Here are records with pictures in them. Copy all of them exactly and leave the pictures out.

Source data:
────────────────────────────────────────
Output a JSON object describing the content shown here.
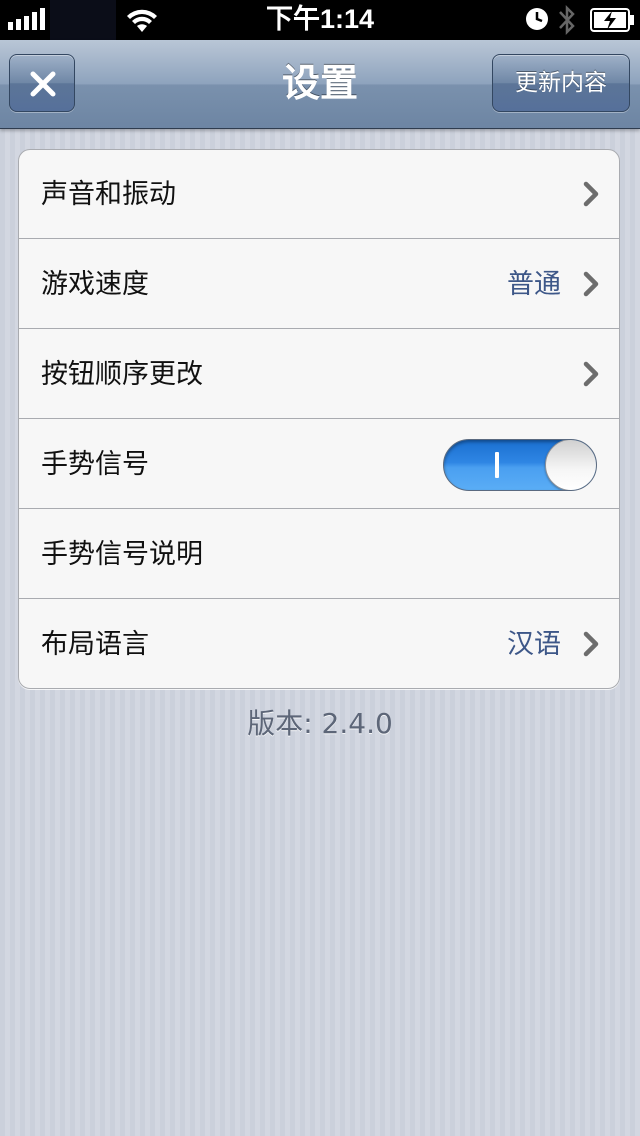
{
  "status_bar": {
    "time": "下午1:14",
    "icons": [
      "signal-icon",
      "wifi-icon",
      "clock-icon",
      "bluetooth-icon",
      "battery-icon"
    ]
  },
  "nav": {
    "title": "设置",
    "close_icon": "close-icon",
    "update_label": "更新内容"
  },
  "settings": {
    "rows": [
      {
        "label": "声音和振动",
        "value": "",
        "chevron": true
      },
      {
        "label": "游戏速度",
        "value": "普通",
        "chevron": true
      },
      {
        "label": "按钮顺序更改",
        "value": "",
        "chevron": true
      },
      {
        "label": "手势信号",
        "toggle": true,
        "toggle_on": true
      },
      {
        "label": "手势信号说明",
        "value": "",
        "chevron": false
      },
      {
        "label": "布局语言",
        "value": "汉语",
        "chevron": true
      }
    ]
  },
  "footer": {
    "version": "版本: 2.4.0"
  },
  "colors": {
    "value_text": "#3d5788",
    "toggle_on": "#2f86e4",
    "nav_bar": "#7a91ad"
  }
}
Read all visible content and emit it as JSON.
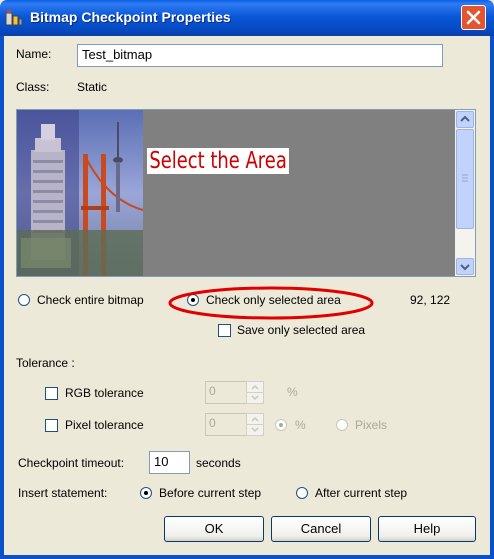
{
  "window": {
    "title": "Bitmap Checkpoint Properties"
  },
  "name_row": {
    "label": "Name:",
    "value": "Test_bitmap"
  },
  "class_row": {
    "label": "Class:",
    "value": "Static"
  },
  "preview": {
    "annotation": "Select the Area"
  },
  "check_mode": {
    "entire_label": "Check entire bitmap",
    "selected_label": "Check only selected area",
    "selected": "selected",
    "coordinates": "92, 122",
    "save_only_label": "Save only selected area"
  },
  "tolerance": {
    "heading": "Tolerance :",
    "rgb_label": "RGB tolerance",
    "rgb_value": "0",
    "rgb_unit": "%",
    "pixel_label": "Pixel tolerance",
    "pixel_value": "0",
    "percent_label": "%",
    "pixels_label": "Pixels"
  },
  "timeout": {
    "label": "Checkpoint timeout:",
    "value": "10",
    "unit": "seconds"
  },
  "insert": {
    "label": "Insert statement:",
    "before": "Before current step",
    "after": "After current step",
    "selected": "before"
  },
  "buttons": {
    "ok": "OK",
    "cancel": "Cancel",
    "help": "Help"
  },
  "colors": {
    "annotation_red": "#CC0000",
    "titlebar_blue": "#0A58D8",
    "close_red": "#E4552F"
  }
}
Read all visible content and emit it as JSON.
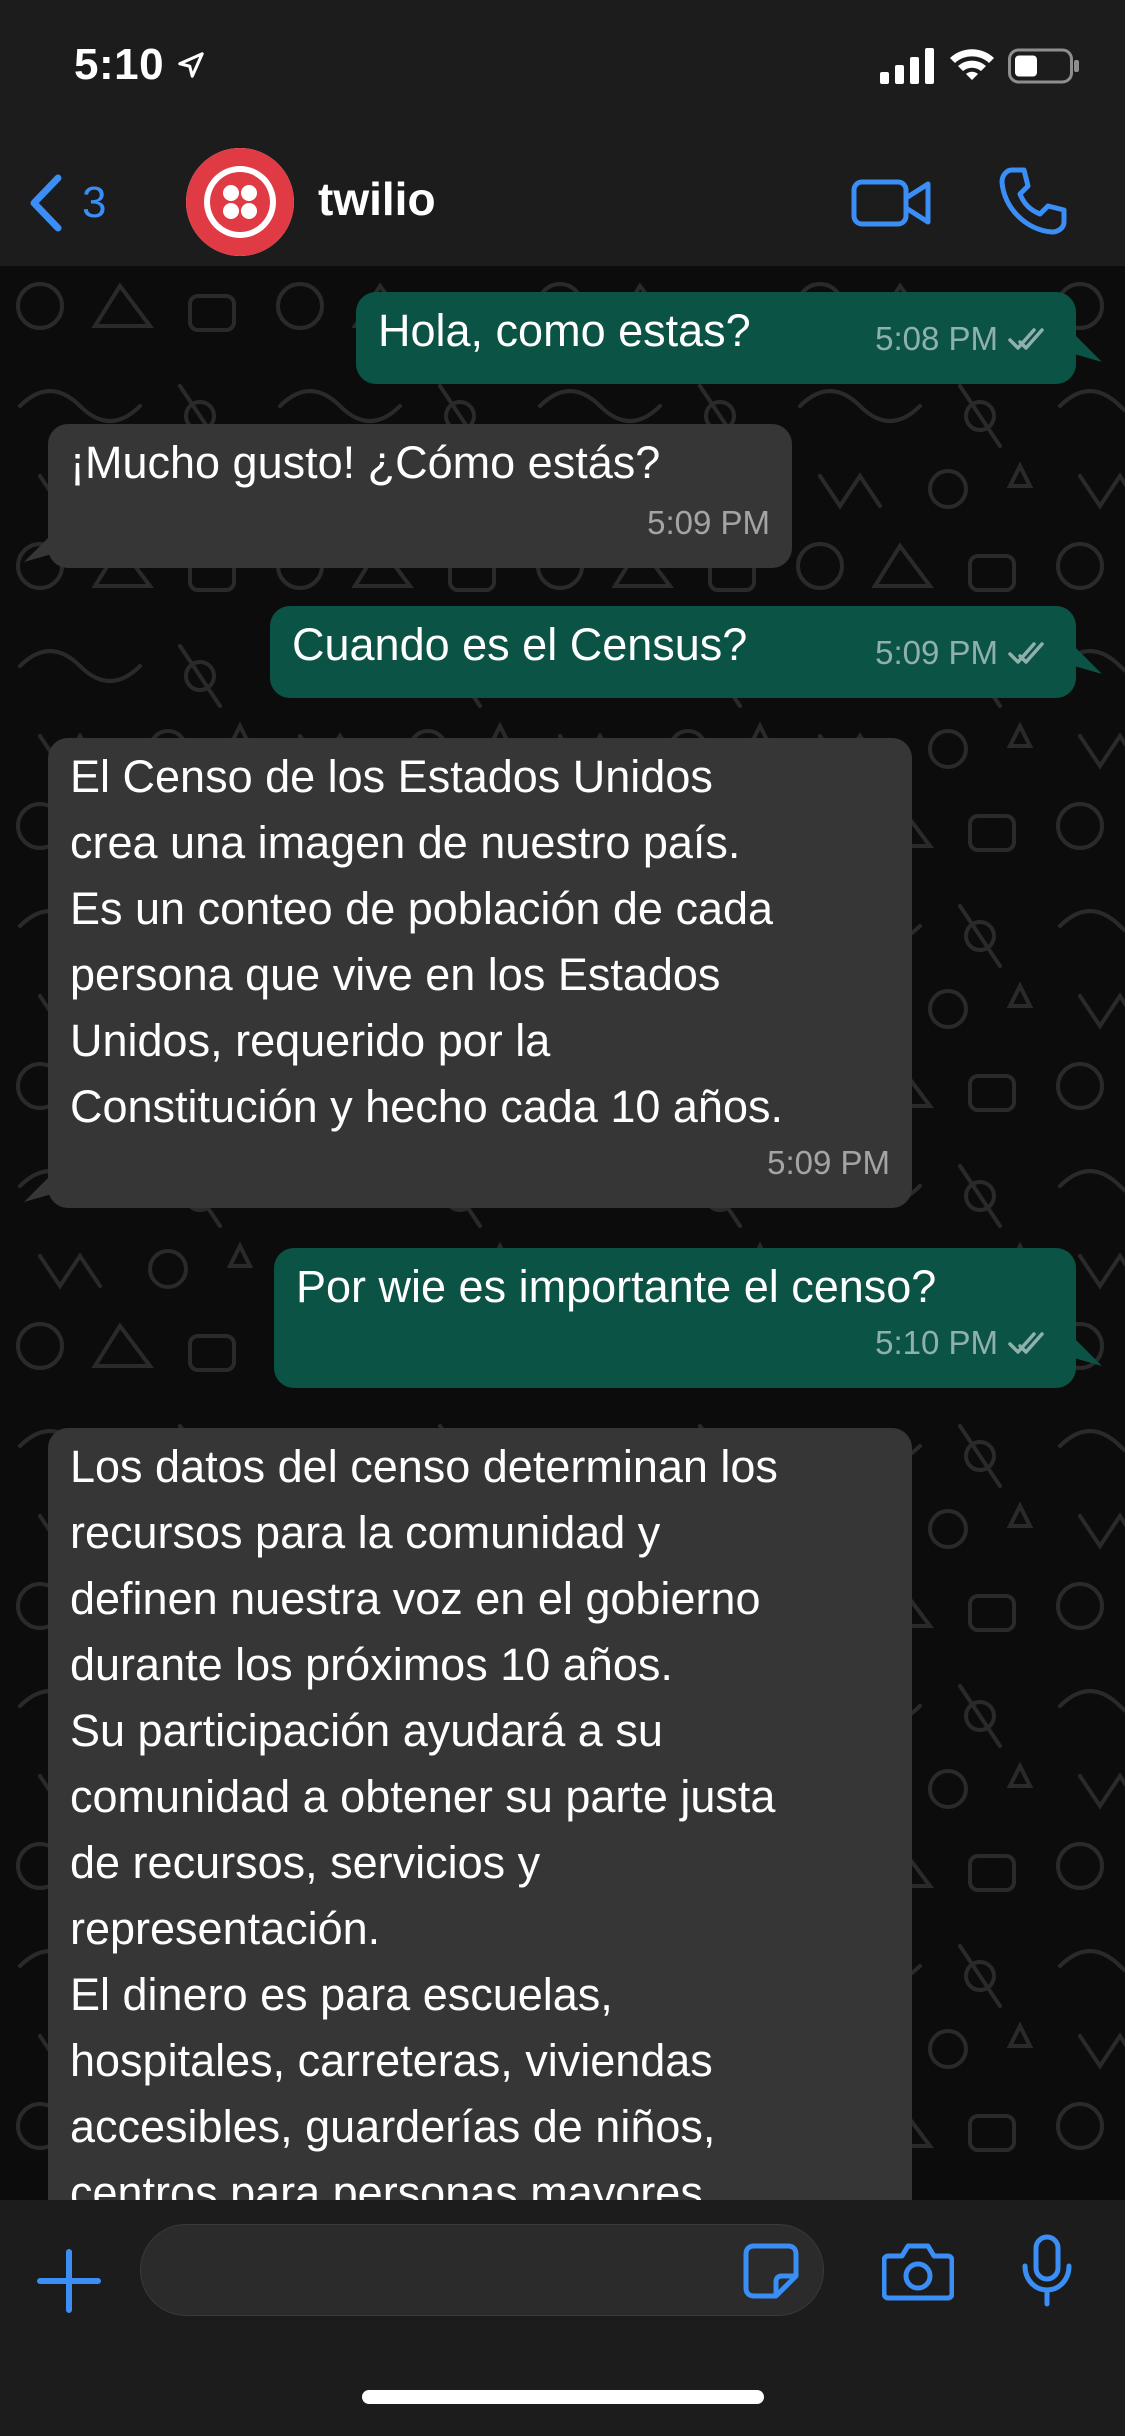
────────────────────────────────────────
» COMPLETED TASK
Output a JSON object describing the content shown here.
{
  "status_bar": {
    "time": "下午1:14",
    "icons": [
      "signal-icon",
      "wifi-icon",
      "clock-icon",
      "bluetooth-icon",
      "battery-icon"
    ]
  },
  "nav": {
    "title": "设置",
    "close_icon": "close-icon",
    "update_label": "更新内容"
  },
  "settings": {
    "rows": [
      {
        "label": "声音和振动",
        "value": "",
        "chevron": true
      },
      {
        "label": "游戏速度",
        "value": "普通",
        "chevron": true
      },
      {
        "label": "按钮顺序更改",
        "value": "",
        "chevron": true
      },
      {
        "label": "手势信号",
        "toggle": true,
        "toggle_on": true
      },
      {
        "label": "手势信号说明",
        "value": "",
        "chevron": false
      },
      {
        "label": "布局语言",
        "value": "汉语",
        "chevron": true
      }
    ]
  },
  "footer": {
    "version": "版本: 2.4.0"
  },
  "colors": {
    "value_text": "#3d5788",
    "toggle_on": "#2f86e4",
    "nav_bar": "#7a91ad"
  }
}
Read all visible content and emit it as JSON.
{
  "window": {
    "title": "Bitmap Checkpoint Properties"
  },
  "name_row": {
    "label": "Name:",
    "value": "Test_bitmap"
  },
  "class_row": {
    "label": "Class:",
    "value": "Static"
  },
  "preview": {
    "annotation": "Select the Area"
  },
  "check_mode": {
    "entire_label": "Check entire bitmap",
    "selected_label": "Check only selected area",
    "selected": "selected",
    "coordinates": "92, 122",
    "save_only_label": "Save only selected area"
  },
  "tolerance": {
    "heading": "Tolerance :",
    "rgb_label": "RGB tolerance",
    "rgb_value": "0",
    "rgb_unit": "%",
    "pixel_label": "Pixel tolerance",
    "pixel_value": "0",
    "percent_label": "%",
    "pixels_label": "Pixels"
  },
  "timeout": {
    "label": "Checkpoint timeout:",
    "value": "10",
    "unit": "seconds"
  },
  "insert": {
    "label": "Insert statement:",
    "before": "Before current step",
    "after": "After current step",
    "selected": "before"
  },
  "buttons": {
    "ok": "OK",
    "cancel": "Cancel",
    "help": "Help"
  },
  "colors": {
    "annotation_red": "#CC0000",
    "titlebar_blue": "#0A58D8",
    "close_red": "#E4552F"
  }
}
Read all visible content and emit it as JSON.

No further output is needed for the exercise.